[Saved data entries]
+++

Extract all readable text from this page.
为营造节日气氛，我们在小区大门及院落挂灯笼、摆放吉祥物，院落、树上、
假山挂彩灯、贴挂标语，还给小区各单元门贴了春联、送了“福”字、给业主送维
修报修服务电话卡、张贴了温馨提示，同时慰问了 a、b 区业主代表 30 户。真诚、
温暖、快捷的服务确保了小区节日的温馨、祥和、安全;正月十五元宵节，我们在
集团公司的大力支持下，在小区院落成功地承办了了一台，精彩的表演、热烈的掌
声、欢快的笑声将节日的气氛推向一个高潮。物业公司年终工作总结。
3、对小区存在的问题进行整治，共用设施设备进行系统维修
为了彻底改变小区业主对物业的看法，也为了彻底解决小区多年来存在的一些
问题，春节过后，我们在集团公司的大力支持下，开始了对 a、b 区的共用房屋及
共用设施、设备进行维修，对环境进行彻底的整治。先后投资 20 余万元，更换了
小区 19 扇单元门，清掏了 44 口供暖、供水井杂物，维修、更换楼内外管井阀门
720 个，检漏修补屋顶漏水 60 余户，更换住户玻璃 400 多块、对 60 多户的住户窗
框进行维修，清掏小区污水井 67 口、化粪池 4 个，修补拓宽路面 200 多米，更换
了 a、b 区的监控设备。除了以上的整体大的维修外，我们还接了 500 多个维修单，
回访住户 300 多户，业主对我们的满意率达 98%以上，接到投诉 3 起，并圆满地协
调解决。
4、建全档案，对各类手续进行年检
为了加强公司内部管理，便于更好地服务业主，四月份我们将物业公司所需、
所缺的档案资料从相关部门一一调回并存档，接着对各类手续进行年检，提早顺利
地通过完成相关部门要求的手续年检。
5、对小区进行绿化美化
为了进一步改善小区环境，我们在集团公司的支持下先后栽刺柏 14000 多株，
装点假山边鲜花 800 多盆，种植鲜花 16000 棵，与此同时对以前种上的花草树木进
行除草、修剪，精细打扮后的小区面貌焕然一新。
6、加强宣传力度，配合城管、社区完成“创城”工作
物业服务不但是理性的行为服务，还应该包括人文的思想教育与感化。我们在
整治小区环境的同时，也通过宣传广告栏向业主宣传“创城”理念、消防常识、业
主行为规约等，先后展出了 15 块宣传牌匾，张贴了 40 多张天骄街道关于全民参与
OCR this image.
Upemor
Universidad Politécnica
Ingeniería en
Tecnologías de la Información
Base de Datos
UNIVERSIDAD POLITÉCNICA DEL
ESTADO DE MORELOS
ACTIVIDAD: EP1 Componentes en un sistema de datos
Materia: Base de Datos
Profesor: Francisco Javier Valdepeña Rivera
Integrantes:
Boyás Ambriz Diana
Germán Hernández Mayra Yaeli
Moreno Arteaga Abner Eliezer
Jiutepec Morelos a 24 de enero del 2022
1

+++

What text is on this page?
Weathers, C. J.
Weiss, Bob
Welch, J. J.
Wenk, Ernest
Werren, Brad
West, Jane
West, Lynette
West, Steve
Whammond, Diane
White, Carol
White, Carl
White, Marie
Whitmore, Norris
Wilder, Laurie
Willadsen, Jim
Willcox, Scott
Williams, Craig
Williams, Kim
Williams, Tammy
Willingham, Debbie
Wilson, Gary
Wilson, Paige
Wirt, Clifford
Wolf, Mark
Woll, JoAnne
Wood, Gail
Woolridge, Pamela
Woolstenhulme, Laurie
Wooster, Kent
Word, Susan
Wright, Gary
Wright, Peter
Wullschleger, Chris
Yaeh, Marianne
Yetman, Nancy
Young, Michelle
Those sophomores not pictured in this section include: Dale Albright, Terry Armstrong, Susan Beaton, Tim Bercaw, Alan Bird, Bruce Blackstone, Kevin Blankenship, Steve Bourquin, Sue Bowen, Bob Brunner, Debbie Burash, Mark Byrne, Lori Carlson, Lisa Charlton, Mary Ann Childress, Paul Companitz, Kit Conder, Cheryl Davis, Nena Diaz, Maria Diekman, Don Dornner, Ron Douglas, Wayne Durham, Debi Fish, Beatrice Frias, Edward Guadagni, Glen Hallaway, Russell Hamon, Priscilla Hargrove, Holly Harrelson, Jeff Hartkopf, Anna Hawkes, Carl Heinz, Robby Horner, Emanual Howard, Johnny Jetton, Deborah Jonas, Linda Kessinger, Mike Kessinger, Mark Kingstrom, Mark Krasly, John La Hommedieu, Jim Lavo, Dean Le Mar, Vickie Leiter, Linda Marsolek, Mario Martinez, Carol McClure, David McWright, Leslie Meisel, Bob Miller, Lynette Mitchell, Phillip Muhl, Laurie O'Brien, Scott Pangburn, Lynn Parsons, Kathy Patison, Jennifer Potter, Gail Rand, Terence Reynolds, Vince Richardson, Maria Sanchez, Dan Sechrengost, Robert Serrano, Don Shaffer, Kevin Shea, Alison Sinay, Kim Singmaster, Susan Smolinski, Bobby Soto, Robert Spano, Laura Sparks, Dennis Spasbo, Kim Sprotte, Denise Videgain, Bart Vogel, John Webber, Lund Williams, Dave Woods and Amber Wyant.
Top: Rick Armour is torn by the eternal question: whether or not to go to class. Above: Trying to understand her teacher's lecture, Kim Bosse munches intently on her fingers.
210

+++

* **OBJECTIVE**: State the number of lines above that hold the string "this", with nothing added.

* **CORRECT RESPONSE**: 4